Aim: Skip any picture you find and retype all the remaining lines exactly.

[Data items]
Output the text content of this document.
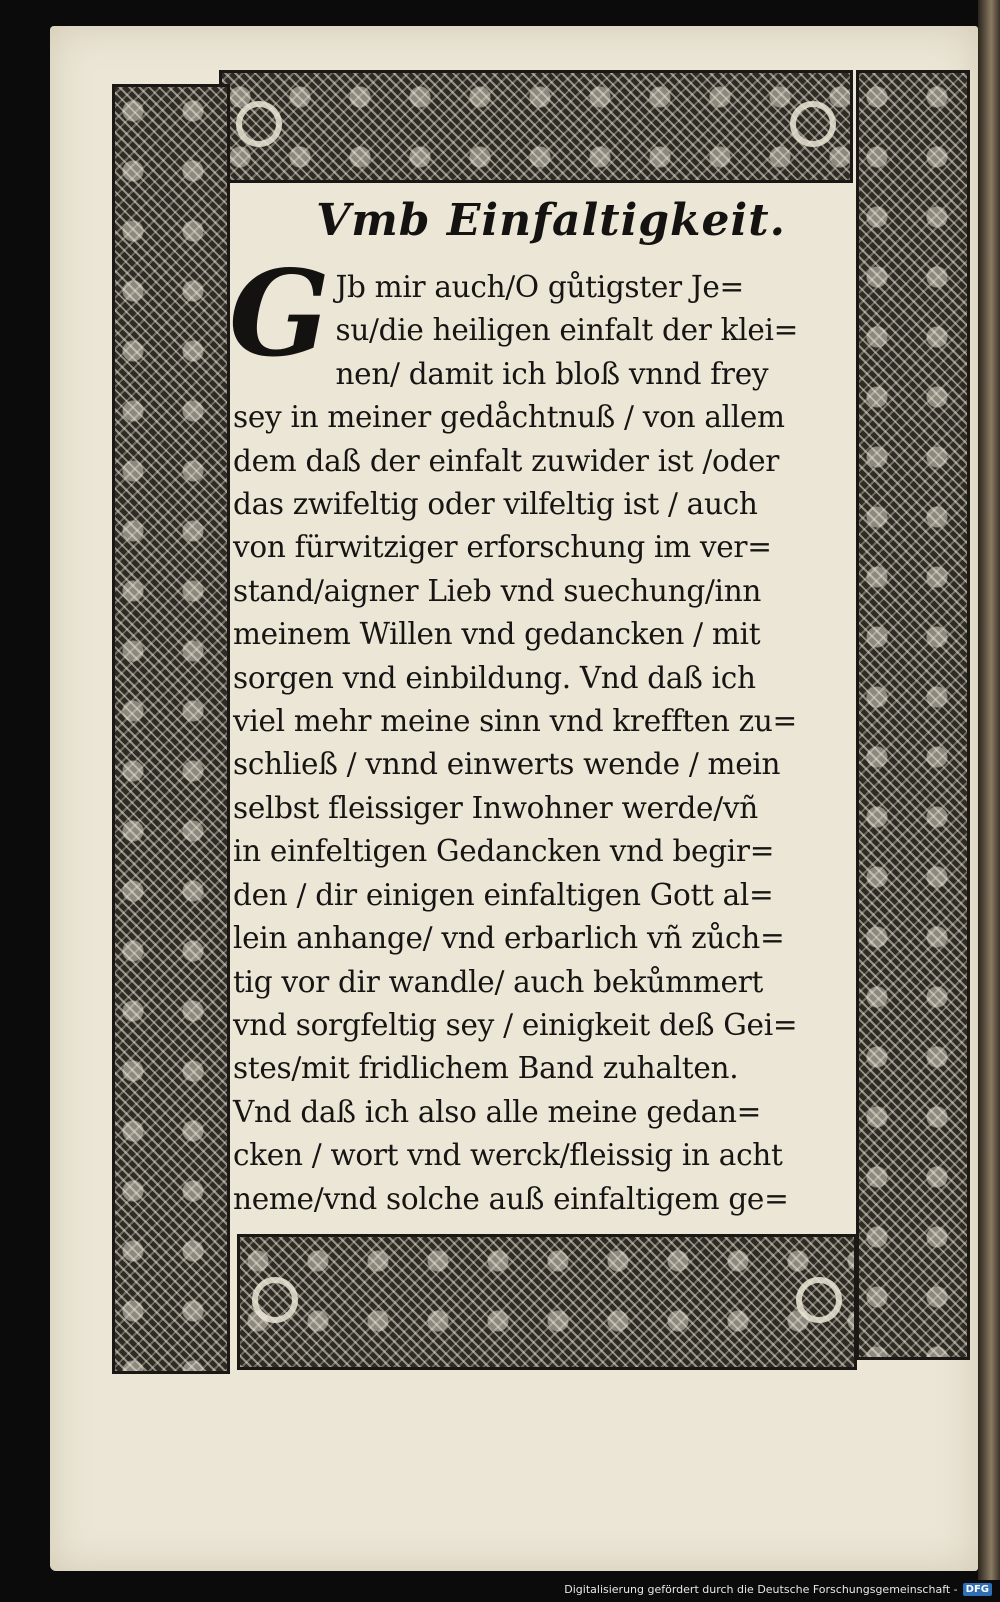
Vmb Einfaltigkeit.
G Jb mir auch/O gůtigster Je=
su/die heiligen einfalt der klei=
nen/ damit ich bloß vnnd frey
sey in meiner gedåchtnuß / von allem
dem daß der einfalt zuwider ist /oder
das zwifeltig oder vilfeltig ist / auch
von fürwitziger erforschung im ver=
stand/aigner Lieb vnd suechung/inn
meinem Willen vnd gedancken / mit
sorgen vnd einbildung. Vnd daß ich
viel mehr meine sinn vnd krefften zu=
schließ / vnnd einwerts wende / mein
selbst fleissiger Inwohner werde/vñ
in einfeltigen Gedancken vnd begir=
den / dir einigen einfaltigen Gott al=
lein anhange/ vnd erbarlich vñ zůch=
tig vor dir wandle/ auch bekůmmert
vnd sorgfeltig sey / einigkeit deß Gei=
stes/mit fridlichem Band zuhalten.
Vnd daß ich also alle meine gedan=
cken / wort vnd werck/fleissig in acht
neme/vnd solche auß einfaltigem ge=
Digitalisierung gefördert durch die Deutsche Forschungsgemeinschaft - DFG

The output:
Output the text content of this document.
Vmb Einfaltigkeit.
G Jb mir auch/O gůtigster Je=
su/die heiligen einfalt der klei=
nen/ damit ich bloß vnnd frey
sey in meiner gedåchtnuß / von allem
dem daß der einfalt zuwider ist /oder
das zwifeltig oder vilfeltig ist / auch
von fürwitziger erforschung im ver=
stand/aigner Lieb vnd suechung/inn
meinem Willen vnd gedancken / mit
sorgen vnd einbildung. Vnd daß ich
viel mehr meine sinn vnd krefften zu=
schließ / vnnd einwerts wende / mein
selbst fleissiger Inwohner werde/vñ
in einfeltigen Gedancken vnd begir=
den / dir einigen einfaltigen Gott al=
lein anhange/ vnd erbarlich vñ zůch=
tig vor dir wandle/ auch bekůmmert
vnd sorgfeltig sey / einigkeit deß Gei=
stes/mit fridlichem Band zuhalten.
Vnd daß ich also alle meine gedan=
cken / wort vnd werck/fleissig in acht
neme/vnd solche auß einfaltigem ge=
Digitalisierung gefördert durch die Deutsche Forschungsgemeinschaft - DFG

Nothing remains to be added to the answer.